> [Objective]: Copy out every line of the records where the string "heading" occurs.

> [Provided data]:
====================

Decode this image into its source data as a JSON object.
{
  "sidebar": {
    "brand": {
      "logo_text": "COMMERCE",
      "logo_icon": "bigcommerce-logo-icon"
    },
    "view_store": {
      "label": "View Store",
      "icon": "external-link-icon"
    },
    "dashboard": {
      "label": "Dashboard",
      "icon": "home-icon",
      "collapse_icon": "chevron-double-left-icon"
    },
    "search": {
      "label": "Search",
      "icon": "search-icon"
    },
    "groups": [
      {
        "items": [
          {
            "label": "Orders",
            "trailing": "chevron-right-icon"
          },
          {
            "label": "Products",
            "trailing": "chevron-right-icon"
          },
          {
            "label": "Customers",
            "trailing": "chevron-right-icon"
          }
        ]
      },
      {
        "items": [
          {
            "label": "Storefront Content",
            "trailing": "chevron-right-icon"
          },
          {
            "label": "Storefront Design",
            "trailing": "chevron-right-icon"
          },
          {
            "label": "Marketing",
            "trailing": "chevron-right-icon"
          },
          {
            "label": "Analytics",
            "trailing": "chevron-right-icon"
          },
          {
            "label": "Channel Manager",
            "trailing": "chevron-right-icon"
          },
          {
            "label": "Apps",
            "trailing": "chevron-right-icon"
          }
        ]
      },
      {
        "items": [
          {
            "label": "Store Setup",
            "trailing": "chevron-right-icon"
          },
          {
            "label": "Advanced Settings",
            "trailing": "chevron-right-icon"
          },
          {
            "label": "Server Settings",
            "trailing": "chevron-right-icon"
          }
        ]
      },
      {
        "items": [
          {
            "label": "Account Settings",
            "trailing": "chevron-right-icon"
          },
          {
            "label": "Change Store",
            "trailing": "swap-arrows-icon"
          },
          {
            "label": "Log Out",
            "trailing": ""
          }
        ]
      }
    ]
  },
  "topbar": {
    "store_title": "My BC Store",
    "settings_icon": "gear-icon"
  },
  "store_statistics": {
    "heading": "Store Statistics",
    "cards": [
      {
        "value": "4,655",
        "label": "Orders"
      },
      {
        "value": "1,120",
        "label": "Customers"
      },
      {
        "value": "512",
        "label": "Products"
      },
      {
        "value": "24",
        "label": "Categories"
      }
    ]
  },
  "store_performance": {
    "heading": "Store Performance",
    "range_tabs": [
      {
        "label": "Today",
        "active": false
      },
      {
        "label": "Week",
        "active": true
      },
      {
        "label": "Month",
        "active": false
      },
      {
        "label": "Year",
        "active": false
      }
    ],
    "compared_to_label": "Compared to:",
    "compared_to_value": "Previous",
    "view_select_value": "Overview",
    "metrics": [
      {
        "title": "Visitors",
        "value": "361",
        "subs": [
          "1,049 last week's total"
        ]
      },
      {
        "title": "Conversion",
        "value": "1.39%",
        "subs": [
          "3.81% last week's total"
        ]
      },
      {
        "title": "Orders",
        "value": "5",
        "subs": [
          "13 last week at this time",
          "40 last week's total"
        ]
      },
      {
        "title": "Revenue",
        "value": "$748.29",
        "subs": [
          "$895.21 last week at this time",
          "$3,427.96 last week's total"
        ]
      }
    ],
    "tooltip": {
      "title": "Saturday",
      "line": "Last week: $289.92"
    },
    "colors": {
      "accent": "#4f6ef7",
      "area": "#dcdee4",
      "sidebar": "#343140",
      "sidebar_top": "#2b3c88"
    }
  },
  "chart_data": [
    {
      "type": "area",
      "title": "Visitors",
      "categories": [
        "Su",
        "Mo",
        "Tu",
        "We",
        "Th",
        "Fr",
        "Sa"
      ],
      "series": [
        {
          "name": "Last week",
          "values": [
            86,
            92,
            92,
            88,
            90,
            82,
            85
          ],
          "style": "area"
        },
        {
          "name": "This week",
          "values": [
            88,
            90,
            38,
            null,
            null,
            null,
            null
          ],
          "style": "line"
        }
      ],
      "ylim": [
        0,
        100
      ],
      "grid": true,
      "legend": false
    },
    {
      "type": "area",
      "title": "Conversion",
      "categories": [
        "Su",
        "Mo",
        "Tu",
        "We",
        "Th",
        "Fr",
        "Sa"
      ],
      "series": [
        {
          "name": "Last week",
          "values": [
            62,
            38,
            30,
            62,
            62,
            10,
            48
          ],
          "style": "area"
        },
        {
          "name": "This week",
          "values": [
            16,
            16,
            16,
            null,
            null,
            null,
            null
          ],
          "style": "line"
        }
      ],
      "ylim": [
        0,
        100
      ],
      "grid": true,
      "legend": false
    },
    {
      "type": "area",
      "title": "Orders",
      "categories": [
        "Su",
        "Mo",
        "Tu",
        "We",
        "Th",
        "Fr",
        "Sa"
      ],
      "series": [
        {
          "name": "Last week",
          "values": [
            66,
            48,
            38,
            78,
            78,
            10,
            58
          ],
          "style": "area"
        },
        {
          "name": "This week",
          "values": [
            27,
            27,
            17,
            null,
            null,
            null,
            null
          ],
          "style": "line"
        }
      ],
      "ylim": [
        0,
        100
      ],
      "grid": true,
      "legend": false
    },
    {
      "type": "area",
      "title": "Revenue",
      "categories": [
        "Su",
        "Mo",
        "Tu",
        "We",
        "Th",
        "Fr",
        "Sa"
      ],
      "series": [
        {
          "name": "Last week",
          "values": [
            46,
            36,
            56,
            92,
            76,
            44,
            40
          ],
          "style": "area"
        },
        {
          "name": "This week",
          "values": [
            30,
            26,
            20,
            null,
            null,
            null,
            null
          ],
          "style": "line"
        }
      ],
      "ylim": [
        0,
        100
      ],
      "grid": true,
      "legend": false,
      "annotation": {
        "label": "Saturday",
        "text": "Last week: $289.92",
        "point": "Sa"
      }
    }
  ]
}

====================

> [Result of this task]:
    "heading": "Store Statistics",
    "heading": "Store Performance",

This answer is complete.